* Trecho dado *
####

06 fev

Cuidados com a Vida

O cuidar se manifesta pela coerência.

A coerência é o acolhimento das demandas de ambas as pontas de uma interação.

Implica um vínculo, uma conexão viva, aquilo que o filósofo Martin Buber cunhou como uma relação Eu-Tu, ao invés de Eu-Isto.

Somente quando houver do outro lado de uma interação não um objeto – um Isto – mas um sujeito independente, que estabeleça mutualidade e não uso, somente então aparecerá em cena o cuidado. Para cuidar é necessário que haja reciprocidade entre as pontas e que a ênfase da relação não esteja apenas em uma delas.

O sábio Hilel, do século I, explicita essa coerência: “Se eu não sou por mim, quem é por mim, e se eu sou só por mim então o que sou eu, e, se não agora, quando?”. Se eu não sou por mim, se eu não cuidar de mim, se eu não tiver um olhar pelos meus interesses, quem é que vai fazer isso? Eu sou o responsável, eu sou o gerente de minha própria existência. Ao mesmo tempo, se eu sou só isso, o que eu sou? O bem-estar, sozinho, não tem um significado em si: há uma dimensão interativa e comunitária, uma dimensão maior, mais ampla e que diz respeito ao meio e à rede em que existimos. E, por último, obviamente também há a questão da necessidade de ação: se não agora, quando?

O cuidado é o triângulo entre o Eu, o Tu e a ação que demanda coerências. O sábio está dizendo que não existe um sujeito absoluto em nós, mas que nossa identidade se forma momentaneamente a partir das interseções entre a pessoa, o outro e o fazer. Para ser cuidadoso comigo, tenho de ser coerente em relação aos cuidados com o outro e com as minhas ações. Qualquer forma de incoerência produzirá o efeito contrário ao cuidado, podendo gerar a violência.

Quando não cuidamos, violamos o princípio de reciprocidade e deixamos de nos comprometer com um dos lados de uma interação. Para obter essa coerência, o Eu terá de reconhecer no ato de cuidar e ser cuidado o valor máximo da vida. Terá de modificar seus hábitos (senão vícios) quanto à percepção daquilo que é vantajoso e proveitoso e que equivocadamente parece relacionado apenas a seus próprios interesses.

####

* Material fornecido *

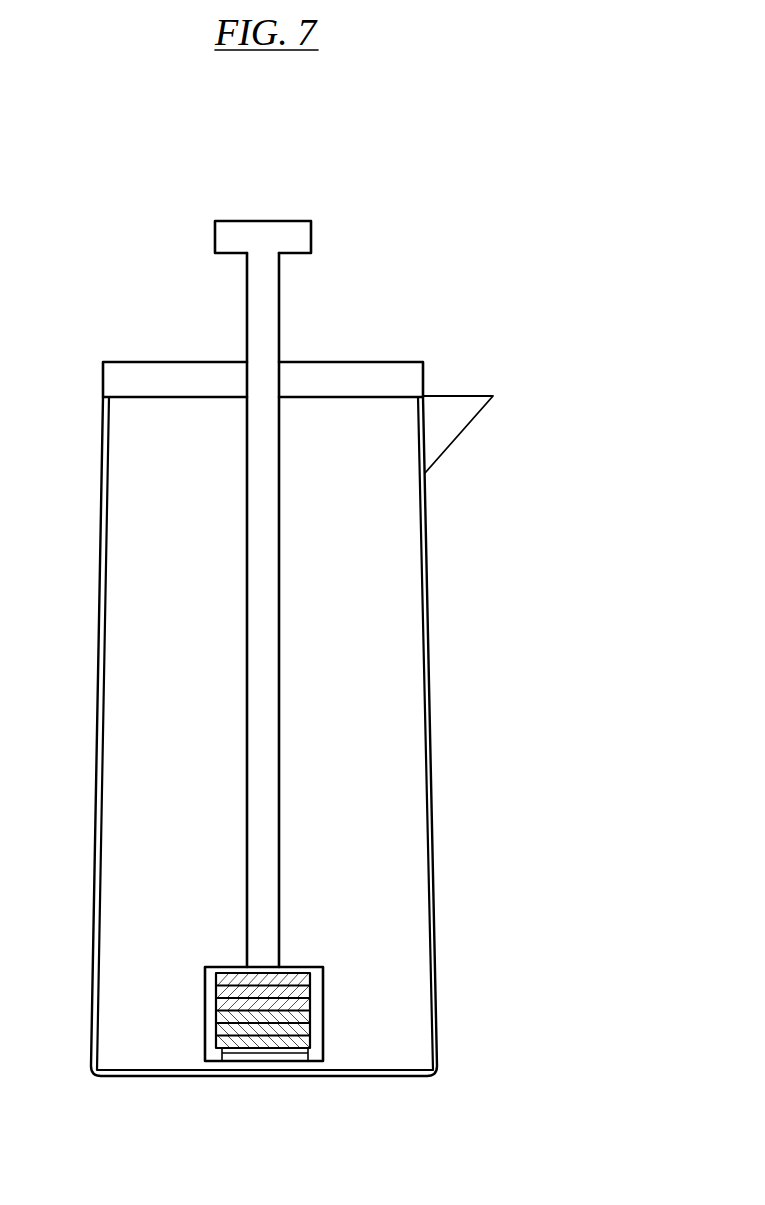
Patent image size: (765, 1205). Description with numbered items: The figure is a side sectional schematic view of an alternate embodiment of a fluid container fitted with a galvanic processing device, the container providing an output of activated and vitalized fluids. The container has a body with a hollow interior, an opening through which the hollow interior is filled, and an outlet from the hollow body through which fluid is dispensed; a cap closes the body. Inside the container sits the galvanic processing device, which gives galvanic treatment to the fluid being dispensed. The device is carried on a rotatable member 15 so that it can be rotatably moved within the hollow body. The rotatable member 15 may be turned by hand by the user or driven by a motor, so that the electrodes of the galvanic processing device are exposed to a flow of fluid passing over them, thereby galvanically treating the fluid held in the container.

The rotatable member 15 is at (280, 625).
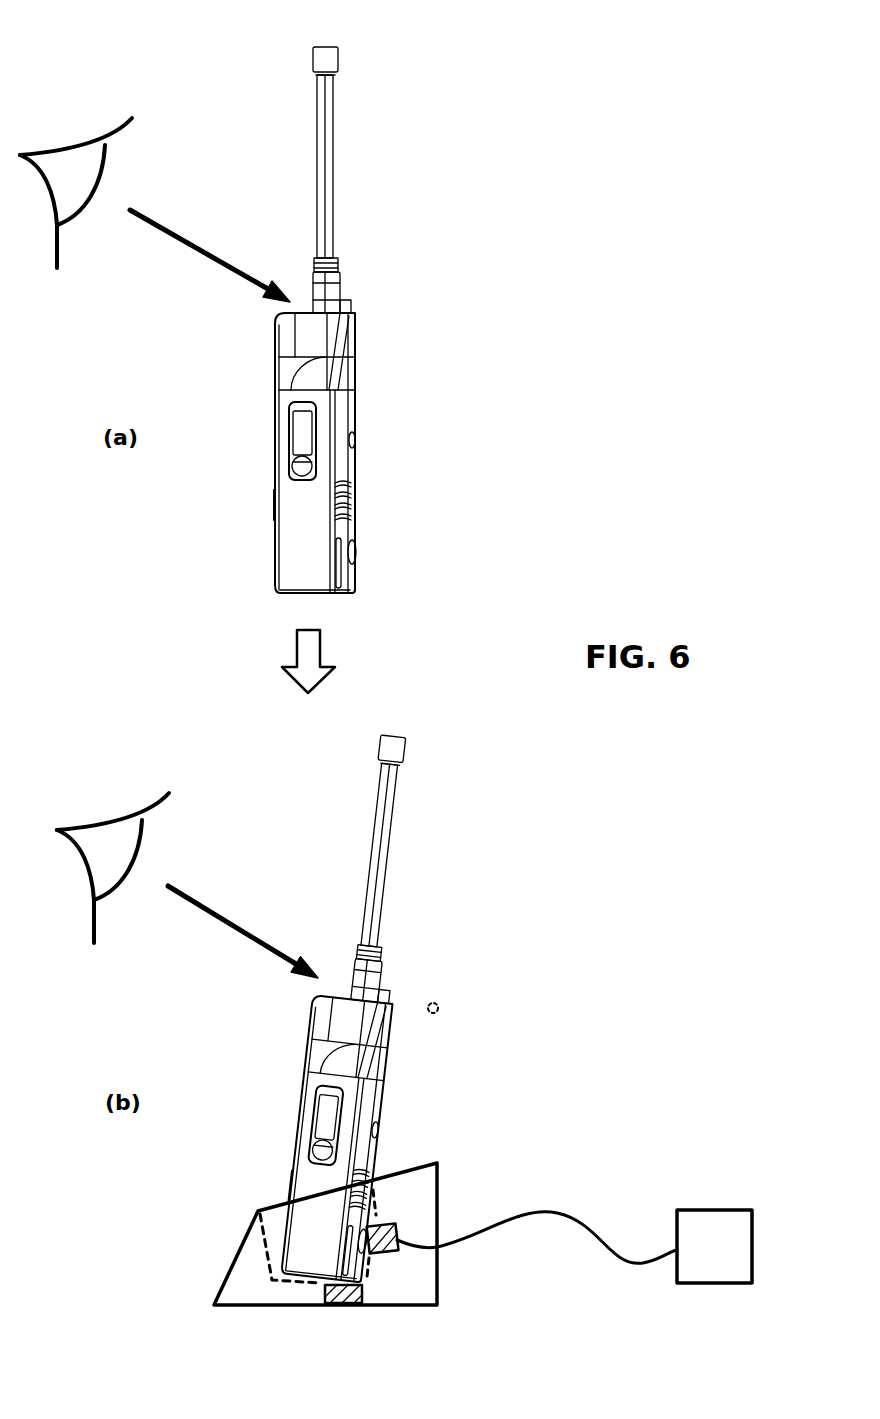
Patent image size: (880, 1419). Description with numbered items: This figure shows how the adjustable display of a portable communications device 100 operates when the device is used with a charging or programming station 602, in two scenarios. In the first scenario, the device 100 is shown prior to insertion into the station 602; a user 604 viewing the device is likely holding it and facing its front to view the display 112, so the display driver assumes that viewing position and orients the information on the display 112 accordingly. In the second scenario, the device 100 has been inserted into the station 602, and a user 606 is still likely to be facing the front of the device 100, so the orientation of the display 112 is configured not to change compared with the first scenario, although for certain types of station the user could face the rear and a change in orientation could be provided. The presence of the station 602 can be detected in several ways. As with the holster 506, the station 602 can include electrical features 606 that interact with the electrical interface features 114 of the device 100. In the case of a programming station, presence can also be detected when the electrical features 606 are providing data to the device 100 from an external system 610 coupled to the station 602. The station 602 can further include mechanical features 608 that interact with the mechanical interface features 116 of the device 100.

####

* Desafio *
No trecho dado sobre cuidados com a vida, que tipo de relação o filósofo Martin Buber cunhou?

* Resposta completa *
Uma relação Eu-Tu, em vez de Eu-Isto.